%%

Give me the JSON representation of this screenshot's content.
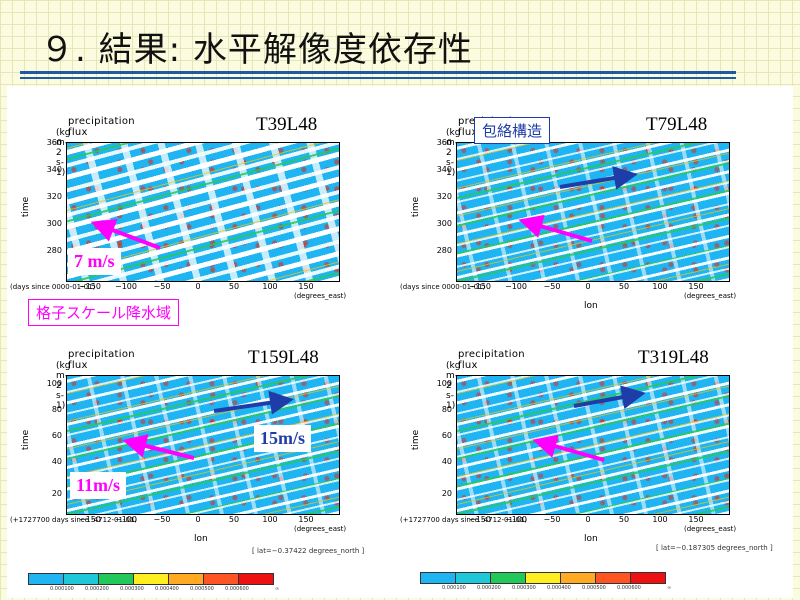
{
  "slide": {
    "title": "９. 結果: 水平解像度依存性",
    "rule_color": "#1f5aa6",
    "background": "#fbfbdf"
  },
  "panels": [
    {
      "resolution": "T39L48",
      "title": "precipitation flux",
      "units": "(kg m-2 s-1)",
      "y_label": "time",
      "y_ticks": [
        "360",
        "340",
        "320",
        "300",
        "280"
      ],
      "x_ticks": [
        "−150",
        "−100",
        "−50",
        "0",
        "50",
        "100",
        "150"
      ],
      "x_unit": "(degrees_east)",
      "x_label": "",
      "time_origin": "(days since 0000-01-01)"
    },
    {
      "resolution": "T79L48",
      "title": "precipitation flux",
      "units": "(kg m-2 s-1)",
      "y_label": "time",
      "y_ticks": [
        "360",
        "340",
        "320",
        "300",
        "280"
      ],
      "x_ticks": [
        "−150",
        "−100",
        "−50",
        "0",
        "50",
        "100",
        "150"
      ],
      "x_unit": "(degrees_east)",
      "x_label": "lon",
      "time_origin": "(days since 0000-01-01)"
    },
    {
      "resolution": "T159L48",
      "title": "precipitation flux",
      "units": "(kg m-2 s-1)",
      "y_label": "time",
      "y_ticks": [
        "100",
        "80",
        "60",
        "40",
        "20"
      ],
      "x_ticks": [
        "−150",
        "−100",
        "−50",
        "0",
        "50",
        "100",
        "150"
      ],
      "x_unit": "(degrees_east)",
      "x_label": "lon",
      "time_origin": "(+1727700 days since -4712-01-01)"
    },
    {
      "resolution": "T319L48",
      "title": "precipitation flux",
      "units": "(kg m-2 s-1)",
      "y_label": "time",
      "y_ticks": [
        "100",
        "80",
        "60",
        "40",
        "20"
      ],
      "x_ticks": [
        "−150",
        "−100",
        "−50",
        "0",
        "50",
        "100",
        "150"
      ],
      "x_unit": "(degrees_east)",
      "x_label": "lon",
      "time_origin": "(+1727700 days since -4712-01-01)"
    }
  ],
  "annotations": {
    "envelope_structure": "包絡構造",
    "grid_scale_precip": "格子スケール降水域",
    "speed_7": "7 m/s",
    "speed_11": "11m/s",
    "speed_15": "15m/s",
    "westward_color": "#ff00ff",
    "eastward_color": "#1f3da8"
  },
  "lat_captions": {
    "left": "[ lat=−0.37422 degrees_north ]",
    "right": "[ lat=−0.187305 degrees_north ]"
  },
  "colorbar": {
    "colors": [
      "#1fb4f2",
      "#1fc8d8",
      "#22c85a",
      "#ffee22",
      "#ffaa22",
      "#ff5522",
      "#ee1111"
    ],
    "ticks": [
      "0.000100",
      "0.000200",
      "0.000300",
      "0.000400",
      "0.000500",
      "0.000600"
    ],
    "end_label": "∞"
  }
}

%%

TASK BRIEF ▸ Write out the full listing verbatim, excluding its pictures.

OUTPUT OF THE EXERCISE ▸
Give me the JSON representation of this screenshot's content.
{
  "slide": {
    "title": "９. 結果: 水平解像度依存性",
    "rule_color": "#1f5aa6",
    "background": "#fbfbdf"
  },
  "panels": [
    {
      "resolution": "T39L48",
      "title": "precipitation flux",
      "units": "(kg m-2 s-1)",
      "y_label": "time",
      "y_ticks": [
        "360",
        "340",
        "320",
        "300",
        "280"
      ],
      "x_ticks": [
        "−150",
        "−100",
        "−50",
        "0",
        "50",
        "100",
        "150"
      ],
      "x_unit": "(degrees_east)",
      "x_label": "",
      "time_origin": "(days since 0000-01-01)"
    },
    {
      "resolution": "T79L48",
      "title": "precipitation flux",
      "units": "(kg m-2 s-1)",
      "y_label": "time",
      "y_ticks": [
        "360",
        "340",
        "320",
        "300",
        "280"
      ],
      "x_ticks": [
        "−150",
        "−100",
        "−50",
        "0",
        "50",
        "100",
        "150"
      ],
      "x_unit": "(degrees_east)",
      "x_label": "lon",
      "time_origin": "(days since 0000-01-01)"
    },
    {
      "resolution": "T159L48",
      "title": "precipitation flux",
      "units": "(kg m-2 s-1)",
      "y_label": "time",
      "y_ticks": [
        "100",
        "80",
        "60",
        "40",
        "20"
      ],
      "x_ticks": [
        "−150",
        "−100",
        "−50",
        "0",
        "50",
        "100",
        "150"
      ],
      "x_unit": "(degrees_east)",
      "x_label": "lon",
      "time_origin": "(+1727700 days since -4712-01-01)"
    },
    {
      "resolution": "T319L48",
      "title": "precipitation flux",
      "units": "(kg m-2 s-1)",
      "y_label": "time",
      "y_ticks": [
        "100",
        "80",
        "60",
        "40",
        "20"
      ],
      "x_ticks": [
        "−150",
        "−100",
        "−50",
        "0",
        "50",
        "100",
        "150"
      ],
      "x_unit": "(degrees_east)",
      "x_label": "lon",
      "time_origin": "(+1727700 days since -4712-01-01)"
    }
  ],
  "annotations": {
    "envelope_structure": "包絡構造",
    "grid_scale_precip": "格子スケール降水域",
    "speed_7": "7 m/s",
    "speed_11": "11m/s",
    "speed_15": "15m/s",
    "westward_color": "#ff00ff",
    "eastward_color": "#1f3da8"
  },
  "lat_captions": {
    "left": "[ lat=−0.37422 degrees_north ]",
    "right": "[ lat=−0.187305 degrees_north ]"
  },
  "colorbar": {
    "colors": [
      "#1fb4f2",
      "#1fc8d8",
      "#22c85a",
      "#ffee22",
      "#ffaa22",
      "#ff5522",
      "#ee1111"
    ],
    "ticks": [
      "0.000100",
      "0.000200",
      "0.000300",
      "0.000400",
      "0.000500",
      "0.000600"
    ],
    "end_label": "∞"
  }
}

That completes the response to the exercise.